# Aim of the exercise
Repeat the listing in full, preserving every character.

# Source records
----

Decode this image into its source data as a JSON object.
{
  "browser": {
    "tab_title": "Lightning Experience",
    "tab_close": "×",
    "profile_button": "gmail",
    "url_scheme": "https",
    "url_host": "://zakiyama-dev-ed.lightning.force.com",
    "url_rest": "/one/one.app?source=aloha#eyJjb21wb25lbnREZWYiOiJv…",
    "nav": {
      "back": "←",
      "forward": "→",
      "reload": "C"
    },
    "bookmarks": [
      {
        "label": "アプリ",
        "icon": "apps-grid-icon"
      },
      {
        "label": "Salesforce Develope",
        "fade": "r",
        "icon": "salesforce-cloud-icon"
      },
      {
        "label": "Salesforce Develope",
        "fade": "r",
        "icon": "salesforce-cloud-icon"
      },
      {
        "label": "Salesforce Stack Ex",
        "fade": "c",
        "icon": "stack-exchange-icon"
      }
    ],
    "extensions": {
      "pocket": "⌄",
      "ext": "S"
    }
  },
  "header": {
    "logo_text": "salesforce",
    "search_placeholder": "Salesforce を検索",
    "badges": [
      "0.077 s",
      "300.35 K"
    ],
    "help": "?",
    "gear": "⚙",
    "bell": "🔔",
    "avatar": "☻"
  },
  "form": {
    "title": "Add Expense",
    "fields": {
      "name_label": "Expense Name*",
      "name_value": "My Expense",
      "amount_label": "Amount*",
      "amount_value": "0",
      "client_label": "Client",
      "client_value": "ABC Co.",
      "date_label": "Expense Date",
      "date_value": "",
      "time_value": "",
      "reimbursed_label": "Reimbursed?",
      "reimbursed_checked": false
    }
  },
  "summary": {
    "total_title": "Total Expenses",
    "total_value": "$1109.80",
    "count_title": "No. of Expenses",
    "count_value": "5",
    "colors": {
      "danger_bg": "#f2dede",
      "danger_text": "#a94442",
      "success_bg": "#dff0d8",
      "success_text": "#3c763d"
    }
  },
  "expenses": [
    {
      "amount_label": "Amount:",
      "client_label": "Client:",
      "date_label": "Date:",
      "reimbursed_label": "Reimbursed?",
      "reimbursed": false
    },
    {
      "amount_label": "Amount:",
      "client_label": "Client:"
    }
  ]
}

----

# Written reply
Decode this image into its source data as a JSON object.
{
  "browser": {
    "tab_title": "Lightning Experience",
    "tab_close": "×",
    "profile_button": "gmail",
    "url_scheme": "https",
    "url_host": "://zakiyama-dev-ed.lightning.force.com",
    "url_rest": "/one/one.app?source=aloha#eyJjb21wb25lbnREZWYiOiJv…",
    "nav": {
      "back": "←",
      "forward": "→",
      "reload": "C"
    },
    "bookmarks": [
      {
        "label": "アプリ",
        "icon": "apps-grid-icon"
      },
      {
        "label": "Salesforce Develope",
        "fade": "r",
        "icon": "salesforce-cloud-icon"
      },
      {
        "label": "Salesforce Develope",
        "fade": "r",
        "icon": "salesforce-cloud-icon"
      },
      {
        "label": "Salesforce Stack Ex",
        "fade": "c",
        "icon": "stack-exchange-icon"
      }
    ],
    "extensions": {
      "pocket": "⌄",
      "ext": "S"
    }
  },
  "header": {
    "logo_text": "salesforce",
    "search_placeholder": "Salesforce を検索",
    "badges": [
      "0.077 s",
      "300.35 K"
    ],
    "help": "?",
    "gear": "⚙",
    "bell": "🔔",
    "avatar": "☻"
  },
  "form": {
    "title": "Add Expense",
    "fields": {
      "name_label": "Expense Name*",
      "name_value": "My Expense",
      "amount_label": "Amount*",
      "amount_value": "0",
      "client_label": "Client",
      "client_value": "ABC Co.",
      "date_label": "Expense Date",
      "date_value": "",
      "time_value": "",
      "reimbursed_label": "Reimbursed?",
      "reimbursed_checked": false
    }
  },
  "summary": {
    "total_title": "Total Expenses",
    "total_value": "$1109.80",
    "count_title": "No. of Expenses",
    "count_value": "5",
    "colors": {
      "danger_bg": "#f2dede",
      "danger_text": "#a94442",
      "success_bg": "#dff0d8",
      "success_text": "#3c763d"
    }
  },
  "expenses": [
    {
      "amount_label": "Amount:",
      "client_label": "Client:",
      "date_label": "Date:",
      "reimbursed_label": "Reimbursed?",
      "reimbursed": false
    },
    {
      "amount_label": "Amount:",
      "client_label": "Client:"
    }
  ]
}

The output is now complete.